Figure content listings:
────────────────

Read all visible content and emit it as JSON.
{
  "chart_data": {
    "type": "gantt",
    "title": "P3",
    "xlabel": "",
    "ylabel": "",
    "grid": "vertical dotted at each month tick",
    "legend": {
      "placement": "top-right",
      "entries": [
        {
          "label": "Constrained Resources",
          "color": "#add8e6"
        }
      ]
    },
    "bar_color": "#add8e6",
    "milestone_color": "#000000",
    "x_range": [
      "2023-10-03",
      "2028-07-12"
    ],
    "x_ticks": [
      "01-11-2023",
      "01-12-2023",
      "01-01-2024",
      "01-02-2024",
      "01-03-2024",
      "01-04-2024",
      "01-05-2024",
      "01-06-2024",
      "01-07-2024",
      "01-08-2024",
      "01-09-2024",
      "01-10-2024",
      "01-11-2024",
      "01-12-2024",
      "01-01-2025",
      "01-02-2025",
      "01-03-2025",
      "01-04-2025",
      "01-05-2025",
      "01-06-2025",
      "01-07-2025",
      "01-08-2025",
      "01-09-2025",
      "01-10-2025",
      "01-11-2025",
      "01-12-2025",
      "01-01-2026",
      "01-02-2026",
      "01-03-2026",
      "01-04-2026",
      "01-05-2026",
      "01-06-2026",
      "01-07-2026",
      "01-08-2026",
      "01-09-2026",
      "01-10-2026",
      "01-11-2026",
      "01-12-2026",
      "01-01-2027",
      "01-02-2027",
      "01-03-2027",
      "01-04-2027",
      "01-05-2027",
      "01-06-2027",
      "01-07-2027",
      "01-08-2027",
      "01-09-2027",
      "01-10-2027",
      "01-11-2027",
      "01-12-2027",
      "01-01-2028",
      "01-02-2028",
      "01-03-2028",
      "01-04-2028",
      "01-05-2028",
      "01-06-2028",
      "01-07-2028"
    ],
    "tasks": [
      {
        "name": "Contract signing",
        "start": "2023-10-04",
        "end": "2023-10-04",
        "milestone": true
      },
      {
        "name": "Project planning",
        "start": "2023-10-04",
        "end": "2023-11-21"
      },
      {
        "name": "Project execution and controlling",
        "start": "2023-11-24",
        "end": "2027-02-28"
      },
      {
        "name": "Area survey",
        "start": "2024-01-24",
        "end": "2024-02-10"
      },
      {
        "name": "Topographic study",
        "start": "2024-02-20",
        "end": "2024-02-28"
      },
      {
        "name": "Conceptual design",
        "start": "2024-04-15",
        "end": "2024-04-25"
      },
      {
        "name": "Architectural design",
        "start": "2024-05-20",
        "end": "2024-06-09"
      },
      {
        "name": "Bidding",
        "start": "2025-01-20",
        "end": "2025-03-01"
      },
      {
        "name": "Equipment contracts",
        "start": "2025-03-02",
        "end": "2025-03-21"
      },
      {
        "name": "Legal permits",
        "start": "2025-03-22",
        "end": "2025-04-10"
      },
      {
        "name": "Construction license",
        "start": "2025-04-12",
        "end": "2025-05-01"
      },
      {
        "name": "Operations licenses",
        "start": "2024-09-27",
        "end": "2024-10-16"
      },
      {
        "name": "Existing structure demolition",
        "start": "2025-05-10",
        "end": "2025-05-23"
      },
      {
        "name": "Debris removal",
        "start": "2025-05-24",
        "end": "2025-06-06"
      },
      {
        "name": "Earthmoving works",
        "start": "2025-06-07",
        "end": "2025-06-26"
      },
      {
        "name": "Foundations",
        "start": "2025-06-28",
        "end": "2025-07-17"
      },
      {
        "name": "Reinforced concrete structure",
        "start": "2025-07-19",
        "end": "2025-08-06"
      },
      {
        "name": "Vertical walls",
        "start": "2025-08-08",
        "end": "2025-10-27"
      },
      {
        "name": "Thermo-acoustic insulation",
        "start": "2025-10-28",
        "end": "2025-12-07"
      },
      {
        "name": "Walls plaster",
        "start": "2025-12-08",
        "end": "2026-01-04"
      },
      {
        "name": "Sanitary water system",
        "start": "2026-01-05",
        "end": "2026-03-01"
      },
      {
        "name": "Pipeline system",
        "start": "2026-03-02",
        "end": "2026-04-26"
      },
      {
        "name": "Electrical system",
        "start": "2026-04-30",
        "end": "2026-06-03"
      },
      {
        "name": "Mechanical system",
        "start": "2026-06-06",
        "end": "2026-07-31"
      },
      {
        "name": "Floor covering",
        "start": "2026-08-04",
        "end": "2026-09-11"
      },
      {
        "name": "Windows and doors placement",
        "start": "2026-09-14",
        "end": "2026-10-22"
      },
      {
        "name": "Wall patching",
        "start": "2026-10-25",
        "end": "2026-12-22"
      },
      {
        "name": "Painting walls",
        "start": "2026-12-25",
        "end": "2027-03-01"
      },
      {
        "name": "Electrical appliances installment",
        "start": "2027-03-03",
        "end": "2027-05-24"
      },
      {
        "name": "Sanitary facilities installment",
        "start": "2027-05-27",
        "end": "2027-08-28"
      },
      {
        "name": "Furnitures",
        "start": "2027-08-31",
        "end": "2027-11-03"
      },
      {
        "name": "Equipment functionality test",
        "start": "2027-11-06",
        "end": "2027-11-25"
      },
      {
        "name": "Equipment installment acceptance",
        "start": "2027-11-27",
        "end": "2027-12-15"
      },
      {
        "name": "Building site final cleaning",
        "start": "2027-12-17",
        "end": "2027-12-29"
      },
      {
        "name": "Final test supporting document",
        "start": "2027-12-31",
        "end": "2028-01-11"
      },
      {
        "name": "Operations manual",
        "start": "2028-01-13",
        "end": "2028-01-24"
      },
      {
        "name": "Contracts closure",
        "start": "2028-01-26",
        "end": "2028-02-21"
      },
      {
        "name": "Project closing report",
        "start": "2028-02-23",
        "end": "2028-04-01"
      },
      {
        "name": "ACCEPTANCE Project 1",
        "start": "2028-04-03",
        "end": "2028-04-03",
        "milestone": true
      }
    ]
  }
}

────────────────

Direction: Print all of the entries exactly as they are written.

Exercise output:
Read all visible content and emit it as JSON.
{
  "chart_data": {
    "type": "gantt",
    "title": "P3",
    "xlabel": "",
    "ylabel": "",
    "grid": "vertical dotted at each month tick",
    "legend": {
      "placement": "top-right",
      "entries": [
        {
          "label": "Constrained Resources",
          "color": "#add8e6"
        }
      ]
    },
    "bar_color": "#add8e6",
    "milestone_color": "#000000",
    "x_range": [
      "2023-10-03",
      "2028-07-12"
    ],
    "x_ticks": [
      "01-11-2023",
      "01-12-2023",
      "01-01-2024",
      "01-02-2024",
      "01-03-2024",
      "01-04-2024",
      "01-05-2024",
      "01-06-2024",
      "01-07-2024",
      "01-08-2024",
      "01-09-2024",
      "01-10-2024",
      "01-11-2024",
      "01-12-2024",
      "01-01-2025",
      "01-02-2025",
      "01-03-2025",
      "01-04-2025",
      "01-05-2025",
      "01-06-2025",
      "01-07-2025",
      "01-08-2025",
      "01-09-2025",
      "01-10-2025",
      "01-11-2025",
      "01-12-2025",
      "01-01-2026",
      "01-02-2026",
      "01-03-2026",
      "01-04-2026",
      "01-05-2026",
      "01-06-2026",
      "01-07-2026",
      "01-08-2026",
      "01-09-2026",
      "01-10-2026",
      "01-11-2026",
      "01-12-2026",
      "01-01-2027",
      "01-02-2027",
      "01-03-2027",
      "01-04-2027",
      "01-05-2027",
      "01-06-2027",
      "01-07-2027",
      "01-08-2027",
      "01-09-2027",
      "01-10-2027",
      "01-11-2027",
      "01-12-2027",
      "01-01-2028",
      "01-02-2028",
      "01-03-2028",
      "01-04-2028",
      "01-05-2028",
      "01-06-2028",
      "01-07-2028"
    ],
    "tasks": [
      {
        "name": "Contract signing",
        "start": "2023-10-04",
        "end": "2023-10-04",
        "milestone": true
      },
      {
        "name": "Project planning",
        "start": "2023-10-04",
        "end": "2023-11-21"
      },
      {
        "name": "Project execution and controlling",
        "start": "2023-11-24",
        "end": "2027-02-28"
      },
      {
        "name": "Area survey",
        "start": "2024-01-24",
        "end": "2024-02-10"
      },
      {
        "name": "Topographic study",
        "start": "2024-02-20",
        "end": "2024-02-28"
      },
      {
        "name": "Conceptual design",
        "start": "2024-04-15",
        "end": "2024-04-25"
      },
      {
        "name": "Architectural design",
        "start": "2024-05-20",
        "end": "2024-06-09"
      },
      {
        "name": "Bidding",
        "start": "2025-01-20",
        "end": "2025-03-01"
      },
      {
        "name": "Equipment contracts",
        "start": "2025-03-02",
        "end": "2025-03-21"
      },
      {
        "name": "Legal permits",
        "start": "2025-03-22",
        "end": "2025-04-10"
      },
      {
        "name": "Construction license",
        "start": "2025-04-12",
        "end": "2025-05-01"
      },
      {
        "name": "Operations licenses",
        "start": "2024-09-27",
        "end": "2024-10-16"
      },
      {
        "name": "Existing structure demolition",
        "start": "2025-05-10",
        "end": "2025-05-23"
      },
      {
        "name": "Debris removal",
        "start": "2025-05-24",
        "end": "2025-06-06"
      },
      {
        "name": "Earthmoving works",
        "start": "2025-06-07",
        "end": "2025-06-26"
      },
      {
        "name": "Foundations",
        "start": "2025-06-28",
        "end": "2025-07-17"
      },
      {
        "name": "Reinforced concrete structure",
        "start": "2025-07-19",
        "end": "2025-08-06"
      },
      {
        "name": "Vertical walls",
        "start": "2025-08-08",
        "end": "2025-10-27"
      },
      {
        "name": "Thermo-acoustic insulation",
        "start": "2025-10-28",
        "end": "2025-12-07"
      },
      {
        "name": "Walls plaster",
        "start": "2025-12-08",
        "end": "2026-01-04"
      },
      {
        "name": "Sanitary water system",
        "start": "2026-01-05",
        "end": "2026-03-01"
      },
      {
        "name": "Pipeline system",
        "start": "2026-03-02",
        "end": "2026-04-26"
      },
      {
        "name": "Electrical system",
        "start": "2026-04-30",
        "end": "2026-06-03"
      },
      {
        "name": "Mechanical system",
        "start": "2026-06-06",
        "end": "2026-07-31"
      },
      {
        "name": "Floor covering",
        "start": "2026-08-04",
        "end": "2026-09-11"
      },
      {
        "name": "Windows and doors placement",
        "start": "2026-09-14",
        "end": "2026-10-22"
      },
      {
        "name": "Wall patching",
        "start": "2026-10-25",
        "end": "2026-12-22"
      },
      {
        "name": "Painting walls",
        "start": "2026-12-25",
        "end": "2027-03-01"
      },
      {
        "name": "Electrical appliances installment",
        "start": "2027-03-03",
        "end": "2027-05-24"
      },
      {
        "name": "Sanitary facilities installment",
        "start": "2027-05-27",
        "end": "2027-08-28"
      },
      {
        "name": "Furnitures",
        "start": "2027-08-31",
        "end": "2027-11-03"
      },
      {
        "name": "Equipment functionality test",
        "start": "2027-11-06",
        "end": "2027-11-25"
      },
      {
        "name": "Equipment installment acceptance",
        "start": "2027-11-27",
        "end": "2027-12-15"
      },
      {
        "name": "Building site final cleaning",
        "start": "2027-12-17",
        "end": "2027-12-29"
      },
      {
        "name": "Final test supporting document",
        "start": "2027-12-31",
        "end": "2028-01-11"
      },
      {
        "name": "Operations manual",
        "start": "2028-01-13",
        "end": "2028-01-24"
      },
      {
        "name": "Contracts closure",
        "start": "2028-01-26",
        "end": "2028-02-21"
      },
      {
        "name": "Project closing report",
        "start": "2028-02-23",
        "end": "2028-04-01"
      },
      {
        "name": "ACCEPTANCE Project 1",
        "start": "2028-04-03",
        "end": "2028-04-03",
        "milestone": true
      }
    ]
  }
}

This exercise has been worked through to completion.